### Working data ###

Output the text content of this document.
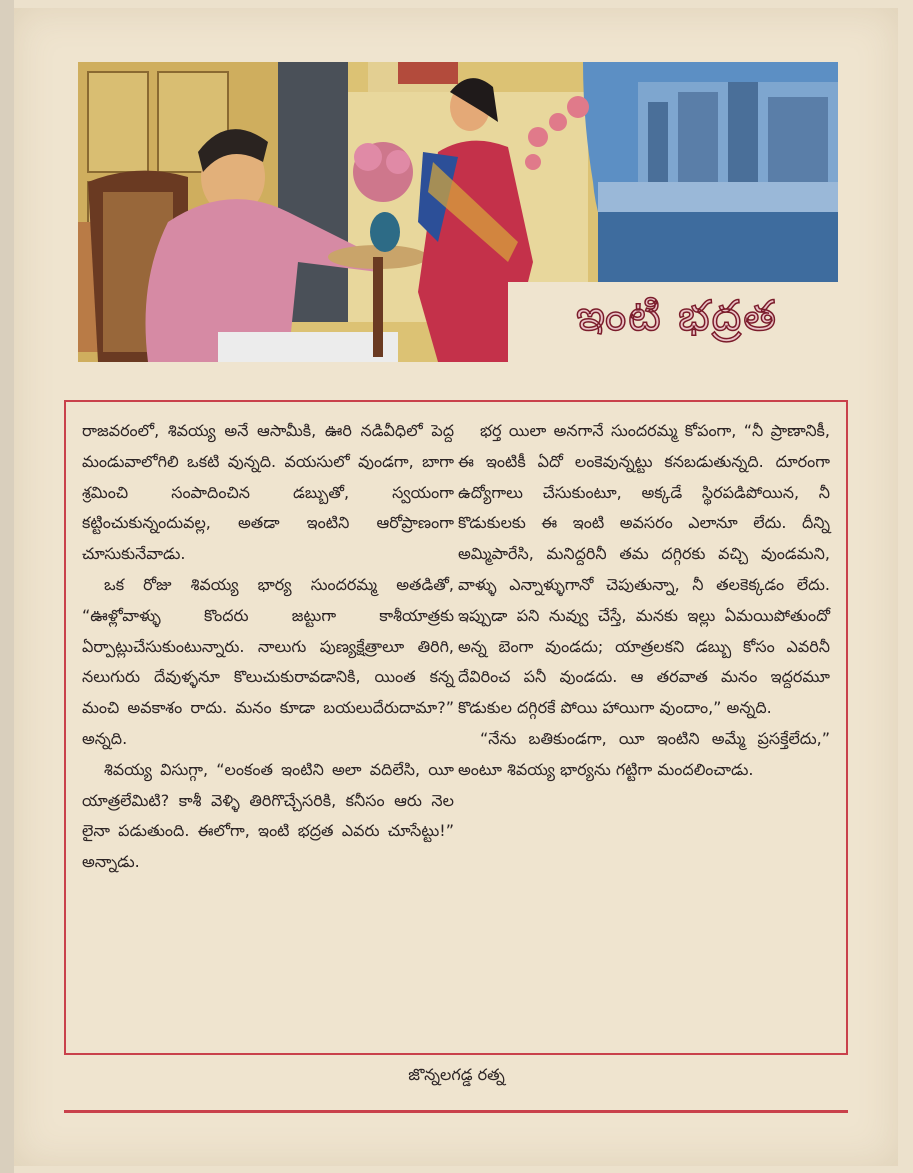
ఇంటి భద్రత

రాజవరంలో, శివయ్య అనే ఆసామీకి, ఊరి నడివీధిలో పెద్ద మండువాలోగిలి ఒకటి వున్నది. వయసులో వుండగా, బాగా శ్రమించి సంపాదించిన డబ్బుతో, స్వయంగా కట్టించుకున్నందువల్ల, అతడా ఇంటిని ఆరోప్రాణంగా చూసుకునేవాడు.

ఒక రోజు శివయ్య భార్య సుందరమ్మ అతడితో, “ఊళ్లోవాళ్ళు కొందరు జట్టుగా కాశీయాత్రకు ఏర్పాట్లుచేసుకుంటున్నారు. నాలుగు పుణ్యక్షేత్రాలూ తిరిగి, నలుగురు దేవుళ్ళనూ కొలుచుకురావడానికి, యింత కన్న మంచి అవకాశం రాదు. మనం కూడా బయలుదేరుదామా?” అన్నది.

శివయ్య విసుగ్గా, “లంకంత ఇంటిని అలా వదిలేసి, యీ యాత్రలేమిటి? కాశీ వెళ్ళి తిరిగొచ్చేసరికి, కనీసం ఆరు నెల లైనా పడుతుంది. ఈలోగా, ఇంటి భద్రత ఎవరు చూసేట్టు!” అన్నాడు.

భర్త యిలా అనగానే సుందరమ్మ కోపంగా, “నీ ప్రాణానికీ, ఈ ఇంటికీ ఏదో లంకెవున్నట్టు కనబడుతున్నది. దూరంగా ఉద్యోగాలు చేసుకుంటూ, అక్కడే స్థిరపడిపోయిన, నీ కొడుకులకు ఈ ఇంటి అవసరం ఎలానూ లేదు. దీన్ని అమ్మిపారేసి, మనిద్దరినీ తమ దగ్గిరకు వచ్చి వుండమని, వాళ్ళు ఎన్నాళ్ళుగానో చెపుతున్నా, నీ తలకెక్కడం లేదు. ఇప్పుడా పని నువ్వు చేస్తే, మనకు ఇల్లు ఏమయిపోతుందో అన్న బెంగా వుండదు; యాత్రలకని డబ్బు కోసం ఎవరినీ దేవిరించ పనీ వుండదు. ఆ తరవాత మనం ఇద్దరమూ కొడుకుల దగ్గిరకే పోయి హాయిగా వుందాం,” అన్నది.

“నేను బతికుండగా, యీ ఇంటిని అమ్మే ప్రసక్తేలేదు,” అంటూ శివయ్య భార్యను గట్టిగా మందలించాడు.

జొన్నలగడ్డ రత్న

###

• **Goal of the exercise**: Every entry above is to be set down exactly; the pictures are to be left out.

• **Exercise solution**:
Output the text content of this document.
ఇంటి భద్రత

రాజవరంలో, శివయ్య అనే ఆసామీకి, ఊరి నడివీధిలో పెద్ద మండువాలోగిలి ఒకటి వున్నది. వయసులో వుండగా, బాగా శ్రమించి సంపాదించిన డబ్బుతో, స్వయంగా కట్టించుకున్నందువల్ల, అతడా ఇంటిని ఆరోప్రాణంగా చూసుకునేవాడు.

ఒక రోజు శివయ్య భార్య సుందరమ్మ అతడితో, “ఊళ్లోవాళ్ళు కొందరు జట్టుగా కాశీయాత్రకు ఏర్పాట్లుచేసుకుంటున్నారు. నాలుగు పుణ్యక్షేత్రాలూ తిరిగి, నలుగురు దేవుళ్ళనూ కొలుచుకురావడానికి, యింత కన్న మంచి అవకాశం రాదు. మనం కూడా బయలుదేరుదామా?” అన్నది.

శివయ్య విసుగ్గా, “లంకంత ఇంటిని అలా వదిలేసి, యీ యాత్రలేమిటి? కాశీ వెళ్ళి తిరిగొచ్చేసరికి, కనీసం ఆరు నెల లైనా పడుతుంది. ఈలోగా, ఇంటి భద్రత ఎవరు చూసేట్టు!” అన్నాడు.

భర్త యిలా అనగానే సుందరమ్మ కోపంగా, “నీ ప్రాణానికీ, ఈ ఇంటికీ ఏదో లంకెవున్నట్టు కనబడుతున్నది. దూరంగా ఉద్యోగాలు చేసుకుంటూ, అక్కడే స్థిరపడిపోయిన, నీ కొడుకులకు ఈ ఇంటి అవసరం ఎలానూ లేదు. దీన్ని అమ్మిపారేసి, మనిద్దరినీ తమ దగ్గిరకు వచ్చి వుండమని, వాళ్ళు ఎన్నాళ్ళుగానో చెపుతున్నా, నీ తలకెక్కడం లేదు. ఇప్పుడా పని నువ్వు చేస్తే, మనకు ఇల్లు ఏమయిపోతుందో అన్న బెంగా వుండదు; యాత్రలకని డబ్బు కోసం ఎవరినీ దేవిరించ పనీ వుండదు. ఆ తరవాత మనం ఇద్దరమూ కొడుకుల దగ్గిరకే పోయి హాయిగా వుందాం,” అన్నది.

“నేను బతికుండగా, యీ ఇంటిని అమ్మే ప్రసక్తేలేదు,” అంటూ శివయ్య భార్యను గట్టిగా మందలించాడు.

జొన్నలగడ్డ రత్న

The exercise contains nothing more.